◆ WORK TO DO ◆
Quote the listing below in full and exactly as written, but omit every picture.

Extracted data entries

= = =

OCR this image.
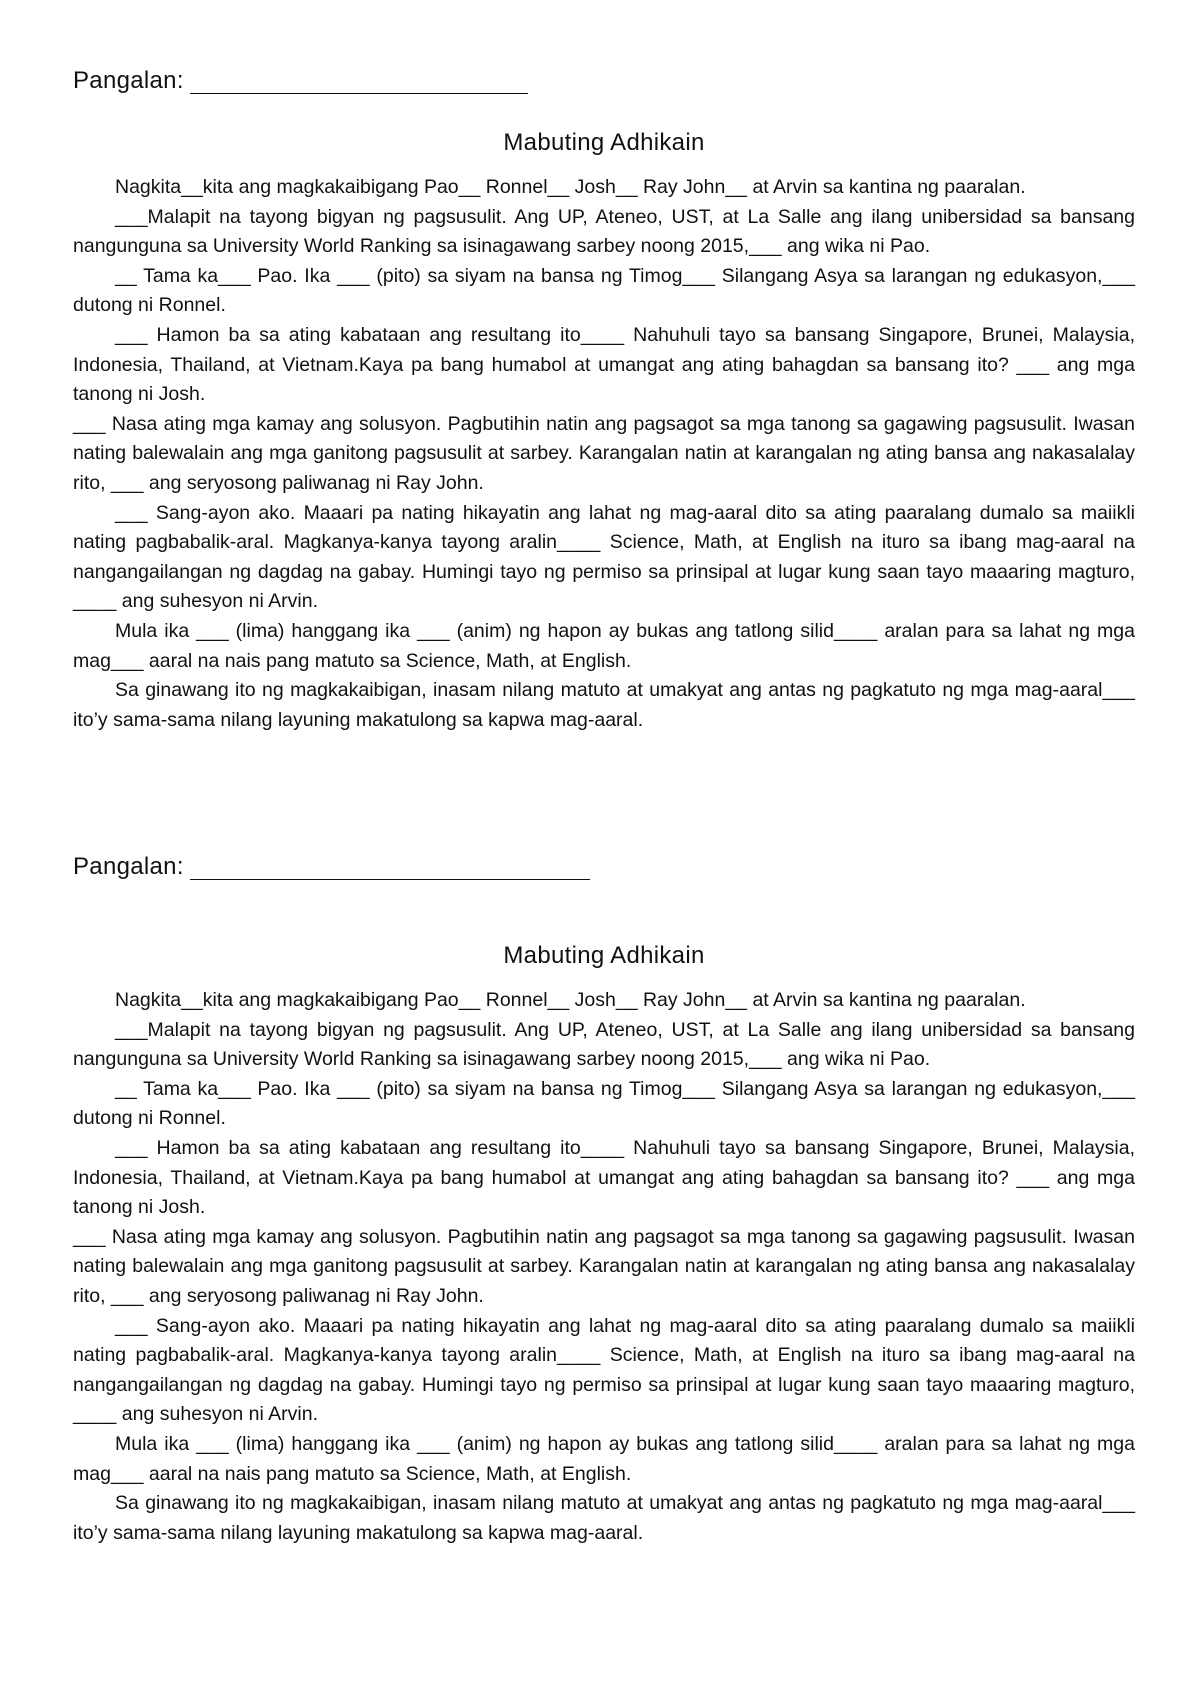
Pangalan:
Mabuting Adhikain

Nagkita__kita ang magkakaibigang Pao__ Ronnel__ Josh__ Ray John__ at Arvin sa kantina ng paaralan.

___Malapit na tayong bigyan ng pagsusulit. Ang UP, Ateneo, UST, at La Salle ang ilang unibersidad sa bansang nangunguna sa University World Ranking sa isinagawang sarbey noong 2015,___ ang wika ni Pao.

__ Tama ka___ Pao. Ika ___ (pito) sa siyam na bansa ng Timog___ Silangang Asya sa larangan ng edukasyon,___ dutong ni Ronnel.

___ Hamon ba sa ating kabataan ang resultang ito____ Nahuhuli tayo sa bansang Singapore, Brunei, Malaysia, Indonesia, Thailand, at Vietnam.Kaya pa bang humabol at umangat ang ating bahagdan sa bansang ito? ___ ang mga tanong ni Josh.

___ Nasa ating mga kamay ang solusyon. Pagbutihin natin ang pagsagot sa mga tanong sa gagawing pagsusulit. Iwasan nating balewalain ang mga ganitong pagsusulit at sarbey. Karangalan natin at karangalan ng ating bansa ang nakasalalay rito, ___ ang seryosong paliwanag ni Ray John.

___ Sang-ayon ako. Maaari pa nating hikayatin ang lahat ng mag-aaral dito sa ating paaralang dumalo sa maiikli nating pagbabalik-aral. Magkanya-kanya tayong aralin____ Science, Math, at English na ituro sa ibang mag-aaral na nangangailangan ng dagdag na gabay. Humingi tayo ng permiso sa prinsipal at lugar kung saan tayo maaaring magturo, ____ ang suhesyon ni Arvin.

Mula ika ___ (lima) hanggang ika ___ (anim) ng hapon ay bukas ang tatlong silid____ aralan para sa lahat ng mga mag___ aaral na nais pang matuto sa Science, Math, at English.

Sa ginawang ito ng magkakaibigan, inasam nilang matuto at umakyat ang antas ng pagkatuto ng mga mag-aaral___ ito’y sama-sama nilang layuning makatulong sa kapwa mag-aaral.

Pangalan:
Mabuting Adhikain

Nagkita__kita ang magkakaibigang Pao__ Ronnel__ Josh__ Ray John__ at Arvin sa kantina ng paaralan.

___Malapit na tayong bigyan ng pagsusulit. Ang UP, Ateneo, UST, at La Salle ang ilang unibersidad sa bansang nangunguna sa University World Ranking sa isinagawang sarbey noong 2015,___ ang wika ni Pao.

__ Tama ka___ Pao. Ika ___ (pito) sa siyam na bansa ng Timog___ Silangang Asya sa larangan ng edukasyon,___ dutong ni Ronnel.

___ Hamon ba sa ating kabataan ang resultang ito____ Nahuhuli tayo sa bansang Singapore, Brunei, Malaysia, Indonesia, Thailand, at Vietnam.Kaya pa bang humabol at umangat ang ating bahagdan sa bansang ito? ___ ang mga tanong ni Josh.

___ Nasa ating mga kamay ang solusyon. Pagbutihin natin ang pagsagot sa mga tanong sa gagawing pagsusulit. Iwasan nating balewalain ang mga ganitong pagsusulit at sarbey. Karangalan natin at karangalan ng ating bansa ang nakasalalay rito, ___ ang seryosong paliwanag ni Ray John.

___ Sang-ayon ako. Maaari pa nating hikayatin ang lahat ng mag-aaral dito sa ating paaralang dumalo sa maiikli nating pagbabalik-aral. Magkanya-kanya tayong aralin____ Science, Math, at English na ituro sa ibang mag-aaral na nangangailangan ng dagdag na gabay. Humingi tayo ng permiso sa prinsipal at lugar kung saan tayo maaaring magturo, ____ ang suhesyon ni Arvin.

Mula ika ___ (lima) hanggang ika ___ (anim) ng hapon ay bukas ang tatlong silid____ aralan para sa lahat ng mga mag___ aaral na nais pang matuto sa Science, Math, at English.

Sa ginawang ito ng magkakaibigan, inasam nilang matuto at umakyat ang antas ng pagkatuto ng mga mag-aaral___ ito’y sama-sama nilang layuning makatulong sa kapwa mag-aaral.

= = =

◆ TASK RESPONSE ◆
OCR this image.
Pangalan:
Mabuting Adhikain

Nagkita__kita ang magkakaibigang Pao__ Ronnel__ Josh__ Ray John__ at Arvin sa kantina ng paaralan.

___Malapit na tayong bigyan ng pagsusulit. Ang UP, Ateneo, UST, at La Salle ang ilang unibersidad sa bansang nangunguna sa University World Ranking sa isinagawang sarbey noong 2015,___ ang wika ni Pao.

__ Tama ka___ Pao. Ika ___ (pito) sa siyam na bansa ng Timog___ Silangang Asya sa larangan ng edukasyon,___ dutong ni Ronnel.

___ Hamon ba sa ating kabataan ang resultang ito____ Nahuhuli tayo sa bansang Singapore, Brunei, Malaysia, Indonesia, Thailand, at Vietnam.Kaya pa bang humabol at umangat ang ating bahagdan sa bansang ito? ___ ang mga tanong ni Josh.

___ Nasa ating mga kamay ang solusyon. Pagbutihin natin ang pagsagot sa mga tanong sa gagawing pagsusulit. Iwasan nating balewalain ang mga ganitong pagsusulit at sarbey. Karangalan natin at karangalan ng ating bansa ang nakasalalay rito, ___ ang seryosong paliwanag ni Ray John.

___ Sang-ayon ako. Maaari pa nating hikayatin ang lahat ng mag-aaral dito sa ating paaralang dumalo sa maiikli nating pagbabalik-aral. Magkanya-kanya tayong aralin____ Science, Math, at English na ituro sa ibang mag-aaral na nangangailangan ng dagdag na gabay. Humingi tayo ng permiso sa prinsipal at lugar kung saan tayo maaaring magturo, ____ ang suhesyon ni Arvin.

Mula ika ___ (lima) hanggang ika ___ (anim) ng hapon ay bukas ang tatlong silid____ aralan para sa lahat ng mga mag___ aaral na nais pang matuto sa Science, Math, at English.

Sa ginawang ito ng magkakaibigan, inasam nilang matuto at umakyat ang antas ng pagkatuto ng mga mag-aaral___ ito’y sama-sama nilang layuning makatulong sa kapwa mag-aaral.

Pangalan:
Mabuting Adhikain

Nagkita__kita ang magkakaibigang Pao__ Ronnel__ Josh__ Ray John__ at Arvin sa kantina ng paaralan.

___Malapit na tayong bigyan ng pagsusulit. Ang UP, Ateneo, UST, at La Salle ang ilang unibersidad sa bansang nangunguna sa University World Ranking sa isinagawang sarbey noong 2015,___ ang wika ni Pao.

__ Tama ka___ Pao. Ika ___ (pito) sa siyam na bansa ng Timog___ Silangang Asya sa larangan ng edukasyon,___ dutong ni Ronnel.

___ Hamon ba sa ating kabataan ang resultang ito____ Nahuhuli tayo sa bansang Singapore, Brunei, Malaysia, Indonesia, Thailand, at Vietnam.Kaya pa bang humabol at umangat ang ating bahagdan sa bansang ito? ___ ang mga tanong ni Josh.

___ Nasa ating mga kamay ang solusyon. Pagbutihin natin ang pagsagot sa mga tanong sa gagawing pagsusulit. Iwasan nating balewalain ang mga ganitong pagsusulit at sarbey. Karangalan natin at karangalan ng ating bansa ang nakasalalay rito, ___ ang seryosong paliwanag ni Ray John.

___ Sang-ayon ako. Maaari pa nating hikayatin ang lahat ng mag-aaral dito sa ating paaralang dumalo sa maiikli nating pagbabalik-aral. Magkanya-kanya tayong aralin____ Science, Math, at English na ituro sa ibang mag-aaral na nangangailangan ng dagdag na gabay. Humingi tayo ng permiso sa prinsipal at lugar kung saan tayo maaaring magturo, ____ ang suhesyon ni Arvin.

Mula ika ___ (lima) hanggang ika ___ (anim) ng hapon ay bukas ang tatlong silid____ aralan para sa lahat ng mga mag___ aaral na nais pang matuto sa Science, Math, at English.

Sa ginawang ito ng magkakaibigan, inasam nilang matuto at umakyat ang antas ng pagkatuto ng mga mag-aaral___ ito’y sama-sama nilang layuning makatulong sa kapwa mag-aaral.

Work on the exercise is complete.